What you have to do | Everything from the line with "Decode this image" through the last line of the records below should be copied exactly, both ends included.

Dataset extract |
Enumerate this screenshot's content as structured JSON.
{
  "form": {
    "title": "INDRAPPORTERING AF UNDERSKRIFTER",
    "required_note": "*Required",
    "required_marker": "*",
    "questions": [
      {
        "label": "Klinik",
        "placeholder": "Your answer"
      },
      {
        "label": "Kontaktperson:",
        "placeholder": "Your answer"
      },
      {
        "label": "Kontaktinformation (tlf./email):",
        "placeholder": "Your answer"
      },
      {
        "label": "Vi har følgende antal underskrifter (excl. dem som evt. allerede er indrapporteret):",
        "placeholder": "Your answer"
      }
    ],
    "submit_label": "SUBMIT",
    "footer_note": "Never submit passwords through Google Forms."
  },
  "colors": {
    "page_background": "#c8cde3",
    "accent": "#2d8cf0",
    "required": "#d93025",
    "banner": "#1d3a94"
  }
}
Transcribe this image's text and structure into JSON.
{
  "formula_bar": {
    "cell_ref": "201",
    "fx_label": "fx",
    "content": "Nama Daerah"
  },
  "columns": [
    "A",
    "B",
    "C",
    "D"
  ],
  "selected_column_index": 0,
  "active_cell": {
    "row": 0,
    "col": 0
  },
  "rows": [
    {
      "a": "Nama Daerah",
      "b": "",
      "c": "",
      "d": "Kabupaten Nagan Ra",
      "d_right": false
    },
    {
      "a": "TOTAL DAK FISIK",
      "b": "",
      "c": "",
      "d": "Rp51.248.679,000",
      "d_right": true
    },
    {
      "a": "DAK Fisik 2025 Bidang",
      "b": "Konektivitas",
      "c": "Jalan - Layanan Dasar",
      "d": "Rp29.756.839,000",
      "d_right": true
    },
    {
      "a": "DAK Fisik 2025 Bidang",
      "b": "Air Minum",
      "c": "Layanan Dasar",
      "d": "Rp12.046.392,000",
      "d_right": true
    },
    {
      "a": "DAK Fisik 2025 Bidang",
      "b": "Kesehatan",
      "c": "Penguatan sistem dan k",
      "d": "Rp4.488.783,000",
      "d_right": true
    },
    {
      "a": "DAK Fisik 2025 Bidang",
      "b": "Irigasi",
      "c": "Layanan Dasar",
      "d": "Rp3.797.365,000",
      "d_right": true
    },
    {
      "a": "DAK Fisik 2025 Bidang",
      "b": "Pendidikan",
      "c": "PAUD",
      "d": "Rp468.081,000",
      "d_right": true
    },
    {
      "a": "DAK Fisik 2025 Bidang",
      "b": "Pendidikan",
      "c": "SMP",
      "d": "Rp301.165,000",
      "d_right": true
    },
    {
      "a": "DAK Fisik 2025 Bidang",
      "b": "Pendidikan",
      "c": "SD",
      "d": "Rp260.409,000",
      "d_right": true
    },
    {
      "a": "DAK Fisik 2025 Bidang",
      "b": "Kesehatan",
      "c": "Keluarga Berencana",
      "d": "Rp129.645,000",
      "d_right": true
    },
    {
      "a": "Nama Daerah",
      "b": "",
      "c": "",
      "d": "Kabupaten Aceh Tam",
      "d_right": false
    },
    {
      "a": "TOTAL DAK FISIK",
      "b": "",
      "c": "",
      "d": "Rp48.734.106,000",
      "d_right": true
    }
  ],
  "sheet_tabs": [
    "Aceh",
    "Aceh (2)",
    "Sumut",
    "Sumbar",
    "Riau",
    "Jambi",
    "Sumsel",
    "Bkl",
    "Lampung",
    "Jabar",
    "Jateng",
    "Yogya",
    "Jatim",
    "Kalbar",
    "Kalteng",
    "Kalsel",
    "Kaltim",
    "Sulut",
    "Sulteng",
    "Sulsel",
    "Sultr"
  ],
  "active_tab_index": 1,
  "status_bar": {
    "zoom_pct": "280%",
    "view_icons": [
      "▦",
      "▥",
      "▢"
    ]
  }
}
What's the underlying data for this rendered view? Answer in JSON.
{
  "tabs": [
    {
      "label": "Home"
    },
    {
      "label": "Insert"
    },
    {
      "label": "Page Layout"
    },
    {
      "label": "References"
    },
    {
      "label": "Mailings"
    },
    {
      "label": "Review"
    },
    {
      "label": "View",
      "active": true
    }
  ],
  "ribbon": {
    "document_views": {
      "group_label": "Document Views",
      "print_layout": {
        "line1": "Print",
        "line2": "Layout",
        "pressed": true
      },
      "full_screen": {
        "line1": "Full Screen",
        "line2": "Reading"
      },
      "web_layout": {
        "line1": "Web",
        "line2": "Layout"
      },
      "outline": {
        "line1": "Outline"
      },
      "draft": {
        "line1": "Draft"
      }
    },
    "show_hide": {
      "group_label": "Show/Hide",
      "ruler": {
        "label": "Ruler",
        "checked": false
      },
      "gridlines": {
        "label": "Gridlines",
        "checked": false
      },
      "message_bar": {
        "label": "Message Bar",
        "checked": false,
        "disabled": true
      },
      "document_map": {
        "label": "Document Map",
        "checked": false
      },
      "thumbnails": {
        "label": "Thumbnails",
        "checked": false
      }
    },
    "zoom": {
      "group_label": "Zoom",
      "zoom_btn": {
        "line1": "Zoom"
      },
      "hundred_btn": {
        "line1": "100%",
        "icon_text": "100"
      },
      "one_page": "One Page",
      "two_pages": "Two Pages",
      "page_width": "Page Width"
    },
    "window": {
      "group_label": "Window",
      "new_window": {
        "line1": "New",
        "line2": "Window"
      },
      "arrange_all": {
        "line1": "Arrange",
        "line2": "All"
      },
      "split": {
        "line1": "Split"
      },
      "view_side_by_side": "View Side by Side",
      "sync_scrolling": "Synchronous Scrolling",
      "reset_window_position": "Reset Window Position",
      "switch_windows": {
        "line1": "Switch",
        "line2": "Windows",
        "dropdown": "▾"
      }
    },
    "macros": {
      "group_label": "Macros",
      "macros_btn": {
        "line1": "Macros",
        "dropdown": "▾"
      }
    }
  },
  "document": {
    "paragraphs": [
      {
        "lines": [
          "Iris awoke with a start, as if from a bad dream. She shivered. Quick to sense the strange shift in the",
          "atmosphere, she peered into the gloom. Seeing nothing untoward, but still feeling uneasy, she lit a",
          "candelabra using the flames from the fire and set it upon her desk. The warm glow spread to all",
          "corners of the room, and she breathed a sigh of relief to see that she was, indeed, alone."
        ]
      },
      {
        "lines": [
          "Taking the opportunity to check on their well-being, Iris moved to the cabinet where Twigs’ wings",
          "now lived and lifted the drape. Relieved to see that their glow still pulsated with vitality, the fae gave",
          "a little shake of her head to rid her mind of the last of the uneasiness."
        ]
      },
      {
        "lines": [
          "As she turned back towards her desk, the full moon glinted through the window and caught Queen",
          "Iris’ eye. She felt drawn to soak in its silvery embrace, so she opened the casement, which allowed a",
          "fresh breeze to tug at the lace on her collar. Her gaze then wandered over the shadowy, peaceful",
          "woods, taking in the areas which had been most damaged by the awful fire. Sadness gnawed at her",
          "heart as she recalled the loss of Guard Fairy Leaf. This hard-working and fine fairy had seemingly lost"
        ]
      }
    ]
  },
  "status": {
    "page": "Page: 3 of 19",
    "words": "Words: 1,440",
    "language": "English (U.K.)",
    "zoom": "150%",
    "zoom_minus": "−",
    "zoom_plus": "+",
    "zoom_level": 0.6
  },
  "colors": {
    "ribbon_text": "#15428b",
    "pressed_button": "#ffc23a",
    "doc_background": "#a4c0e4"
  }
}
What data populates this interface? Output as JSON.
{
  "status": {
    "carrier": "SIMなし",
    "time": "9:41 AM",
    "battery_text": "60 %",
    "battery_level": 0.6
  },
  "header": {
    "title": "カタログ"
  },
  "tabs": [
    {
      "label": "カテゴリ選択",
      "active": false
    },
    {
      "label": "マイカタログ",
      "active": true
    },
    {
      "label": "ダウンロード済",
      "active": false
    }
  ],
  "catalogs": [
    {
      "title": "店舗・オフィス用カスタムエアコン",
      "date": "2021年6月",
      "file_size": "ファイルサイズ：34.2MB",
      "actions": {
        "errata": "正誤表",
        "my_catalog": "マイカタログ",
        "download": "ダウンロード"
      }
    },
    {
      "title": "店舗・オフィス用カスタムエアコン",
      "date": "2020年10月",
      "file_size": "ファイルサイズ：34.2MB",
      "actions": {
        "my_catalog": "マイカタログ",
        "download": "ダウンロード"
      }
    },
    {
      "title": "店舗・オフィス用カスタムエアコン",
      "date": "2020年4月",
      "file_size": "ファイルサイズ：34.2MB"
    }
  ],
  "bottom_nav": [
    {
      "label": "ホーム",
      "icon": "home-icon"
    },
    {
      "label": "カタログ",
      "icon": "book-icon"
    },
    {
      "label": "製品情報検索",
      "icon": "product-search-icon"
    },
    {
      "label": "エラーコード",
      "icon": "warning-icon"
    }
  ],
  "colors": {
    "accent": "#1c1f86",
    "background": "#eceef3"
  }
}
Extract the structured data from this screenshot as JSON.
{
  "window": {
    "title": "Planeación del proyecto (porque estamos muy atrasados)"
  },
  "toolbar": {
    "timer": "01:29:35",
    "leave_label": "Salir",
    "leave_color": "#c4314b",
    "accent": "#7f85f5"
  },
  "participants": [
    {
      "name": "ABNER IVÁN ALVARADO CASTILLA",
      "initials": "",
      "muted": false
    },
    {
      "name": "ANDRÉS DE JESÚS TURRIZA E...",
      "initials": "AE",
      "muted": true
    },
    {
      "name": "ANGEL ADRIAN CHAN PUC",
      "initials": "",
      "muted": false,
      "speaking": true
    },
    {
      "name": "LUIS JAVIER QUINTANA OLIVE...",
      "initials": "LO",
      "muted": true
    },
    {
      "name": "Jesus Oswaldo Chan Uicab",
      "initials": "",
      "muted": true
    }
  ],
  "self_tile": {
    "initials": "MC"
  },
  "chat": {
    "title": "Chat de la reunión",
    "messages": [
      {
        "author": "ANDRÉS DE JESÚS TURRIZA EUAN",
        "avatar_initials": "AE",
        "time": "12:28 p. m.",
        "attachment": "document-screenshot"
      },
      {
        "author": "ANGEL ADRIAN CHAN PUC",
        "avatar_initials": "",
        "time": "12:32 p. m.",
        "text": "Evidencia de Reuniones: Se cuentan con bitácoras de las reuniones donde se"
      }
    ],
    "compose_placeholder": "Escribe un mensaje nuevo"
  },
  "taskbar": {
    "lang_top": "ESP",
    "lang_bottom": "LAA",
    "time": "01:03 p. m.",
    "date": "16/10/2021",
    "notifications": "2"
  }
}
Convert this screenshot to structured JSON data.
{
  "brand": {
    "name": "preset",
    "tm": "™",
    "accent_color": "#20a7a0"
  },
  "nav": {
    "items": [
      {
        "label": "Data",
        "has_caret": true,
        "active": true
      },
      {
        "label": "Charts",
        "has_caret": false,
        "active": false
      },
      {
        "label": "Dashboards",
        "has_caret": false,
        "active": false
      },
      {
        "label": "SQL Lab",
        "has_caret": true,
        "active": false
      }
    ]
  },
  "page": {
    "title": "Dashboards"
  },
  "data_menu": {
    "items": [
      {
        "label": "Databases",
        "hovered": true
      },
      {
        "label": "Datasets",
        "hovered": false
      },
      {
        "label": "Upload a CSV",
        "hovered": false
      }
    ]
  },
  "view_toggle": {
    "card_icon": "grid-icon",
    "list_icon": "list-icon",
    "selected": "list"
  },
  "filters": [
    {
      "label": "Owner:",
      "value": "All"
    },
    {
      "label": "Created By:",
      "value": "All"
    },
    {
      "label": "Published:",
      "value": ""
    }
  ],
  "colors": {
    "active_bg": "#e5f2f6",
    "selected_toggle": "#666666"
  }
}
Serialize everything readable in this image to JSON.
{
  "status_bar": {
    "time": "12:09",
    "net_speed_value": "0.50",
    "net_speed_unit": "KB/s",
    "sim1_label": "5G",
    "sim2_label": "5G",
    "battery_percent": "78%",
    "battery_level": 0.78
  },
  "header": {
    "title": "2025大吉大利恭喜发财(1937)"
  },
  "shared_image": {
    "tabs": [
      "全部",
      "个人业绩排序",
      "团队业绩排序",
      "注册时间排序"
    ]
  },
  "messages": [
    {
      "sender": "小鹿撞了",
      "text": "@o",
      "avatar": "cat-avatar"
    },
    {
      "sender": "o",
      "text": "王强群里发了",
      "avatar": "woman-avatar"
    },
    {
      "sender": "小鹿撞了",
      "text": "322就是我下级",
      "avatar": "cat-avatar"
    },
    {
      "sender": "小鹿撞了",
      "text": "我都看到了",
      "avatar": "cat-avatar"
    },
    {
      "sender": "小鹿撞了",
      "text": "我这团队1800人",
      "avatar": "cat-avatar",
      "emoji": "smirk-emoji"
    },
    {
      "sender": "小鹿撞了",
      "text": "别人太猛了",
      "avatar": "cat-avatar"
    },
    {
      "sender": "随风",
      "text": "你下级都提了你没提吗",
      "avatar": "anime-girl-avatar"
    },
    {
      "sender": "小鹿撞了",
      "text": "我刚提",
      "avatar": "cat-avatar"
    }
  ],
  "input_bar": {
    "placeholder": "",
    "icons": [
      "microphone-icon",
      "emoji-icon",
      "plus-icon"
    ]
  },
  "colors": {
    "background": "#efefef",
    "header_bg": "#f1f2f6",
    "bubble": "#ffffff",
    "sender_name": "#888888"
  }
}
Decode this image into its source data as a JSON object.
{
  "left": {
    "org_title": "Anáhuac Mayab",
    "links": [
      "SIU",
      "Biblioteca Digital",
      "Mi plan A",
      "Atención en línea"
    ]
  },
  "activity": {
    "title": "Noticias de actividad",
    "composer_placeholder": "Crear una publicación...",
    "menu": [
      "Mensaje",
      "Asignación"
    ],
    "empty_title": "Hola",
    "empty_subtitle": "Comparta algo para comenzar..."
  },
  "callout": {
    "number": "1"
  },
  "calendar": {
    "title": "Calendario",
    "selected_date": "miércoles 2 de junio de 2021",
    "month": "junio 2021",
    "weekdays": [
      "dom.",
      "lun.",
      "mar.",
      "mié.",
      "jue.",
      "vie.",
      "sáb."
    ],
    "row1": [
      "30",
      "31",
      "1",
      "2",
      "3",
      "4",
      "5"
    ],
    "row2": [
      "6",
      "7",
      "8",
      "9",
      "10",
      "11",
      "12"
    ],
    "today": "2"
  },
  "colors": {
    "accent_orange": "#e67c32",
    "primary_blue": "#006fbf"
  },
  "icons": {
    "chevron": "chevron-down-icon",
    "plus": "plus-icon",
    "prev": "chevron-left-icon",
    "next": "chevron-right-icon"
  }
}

Exercise solution |
Decode this image into its source data as a JSON object.
{
  "left": {
    "org_title": "Anáhuac Mayab",
    "links": [
      "SIU",
      "Biblioteca Digital",
      "Mi plan A",
      "Atención en línea"
    ]
  },
  "activity": {
    "title": "Noticias de actividad",
    "composer_placeholder": "Crear una publicación...",
    "menu": [
      "Mensaje",
      "Asignación"
    ],
    "empty_title": "Hola",
    "empty_subtitle": "Comparta algo para comenzar..."
  },
  "callout": {
    "number": "1"
  },
  "calendar": {
    "title": "Calendario",
    "selected_date": "miércoles 2 de junio de 2021",
    "month": "junio 2021",
    "weekdays": [
      "dom.",
      "lun.",
      "mar.",
      "mié.",
      "jue.",
      "vie.",
      "sáb."
    ],
    "row1": [
      "30",
      "31",
      "1",
      "2",
      "3",
      "4",
      "5"
    ],
    "row2": [
      "6",
      "7",
      "8",
      "9",
      "10",
      "11",
      "12"
    ],
    "today": "2"
  },
  "colors": {
    "accent_orange": "#e67c32",
    "primary_blue": "#006fbf"
  },
  "icons": {
    "chevron": "chevron-down-icon",
    "plus": "plus-icon",
    "prev": "chevron-left-icon",
    "next": "chevron-right-icon"
  }
}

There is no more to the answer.